▸ Given instruction
From the material below, list every line containing "this".
┌─ Records to use
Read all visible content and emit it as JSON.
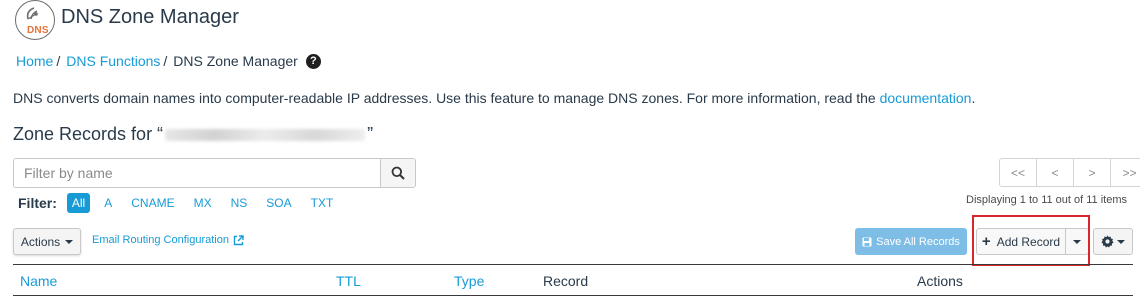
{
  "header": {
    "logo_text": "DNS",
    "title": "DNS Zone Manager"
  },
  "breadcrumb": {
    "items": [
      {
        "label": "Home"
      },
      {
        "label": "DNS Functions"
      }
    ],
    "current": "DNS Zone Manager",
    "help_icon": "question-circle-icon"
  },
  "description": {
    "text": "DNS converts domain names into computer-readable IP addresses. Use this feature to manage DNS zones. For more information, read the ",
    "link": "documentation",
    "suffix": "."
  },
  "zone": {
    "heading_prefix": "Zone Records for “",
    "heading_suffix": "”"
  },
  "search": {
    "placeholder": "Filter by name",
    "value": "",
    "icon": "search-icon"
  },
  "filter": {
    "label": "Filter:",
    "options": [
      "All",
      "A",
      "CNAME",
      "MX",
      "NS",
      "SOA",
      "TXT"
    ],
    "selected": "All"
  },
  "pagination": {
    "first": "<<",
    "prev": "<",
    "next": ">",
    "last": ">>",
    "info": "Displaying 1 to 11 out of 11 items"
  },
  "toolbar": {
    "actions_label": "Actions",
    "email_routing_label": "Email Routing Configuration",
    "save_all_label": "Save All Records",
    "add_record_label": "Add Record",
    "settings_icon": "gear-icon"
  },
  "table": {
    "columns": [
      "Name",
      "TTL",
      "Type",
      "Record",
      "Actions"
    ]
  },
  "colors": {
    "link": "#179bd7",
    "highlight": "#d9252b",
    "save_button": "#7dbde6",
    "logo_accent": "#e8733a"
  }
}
└─
┌─ Records to use
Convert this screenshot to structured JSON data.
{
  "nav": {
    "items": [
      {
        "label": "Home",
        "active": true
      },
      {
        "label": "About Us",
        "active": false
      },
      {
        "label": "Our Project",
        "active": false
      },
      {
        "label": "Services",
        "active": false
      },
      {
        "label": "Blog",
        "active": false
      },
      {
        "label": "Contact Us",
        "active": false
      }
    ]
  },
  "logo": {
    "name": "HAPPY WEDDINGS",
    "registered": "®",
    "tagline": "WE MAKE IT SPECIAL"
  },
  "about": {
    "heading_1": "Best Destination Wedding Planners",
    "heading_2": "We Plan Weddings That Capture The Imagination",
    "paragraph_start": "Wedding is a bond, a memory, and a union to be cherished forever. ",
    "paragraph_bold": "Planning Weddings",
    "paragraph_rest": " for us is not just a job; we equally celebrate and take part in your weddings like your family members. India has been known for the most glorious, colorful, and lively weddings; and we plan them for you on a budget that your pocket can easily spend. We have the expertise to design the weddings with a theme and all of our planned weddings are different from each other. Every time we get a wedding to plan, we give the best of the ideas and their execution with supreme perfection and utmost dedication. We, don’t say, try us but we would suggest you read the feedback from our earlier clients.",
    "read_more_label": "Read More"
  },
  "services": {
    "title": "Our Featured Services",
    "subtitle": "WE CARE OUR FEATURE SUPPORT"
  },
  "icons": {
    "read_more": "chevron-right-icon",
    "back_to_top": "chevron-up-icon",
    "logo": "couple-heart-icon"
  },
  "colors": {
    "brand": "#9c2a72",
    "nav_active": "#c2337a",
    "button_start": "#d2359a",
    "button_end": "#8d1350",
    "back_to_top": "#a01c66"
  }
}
└─
▸ Task solution
    "text": "DNS converts domain names into computer-readable IP addresses. Use this feature to manage DNS zones. For more information, read the ",
Convert this screenshot to structured JSON data.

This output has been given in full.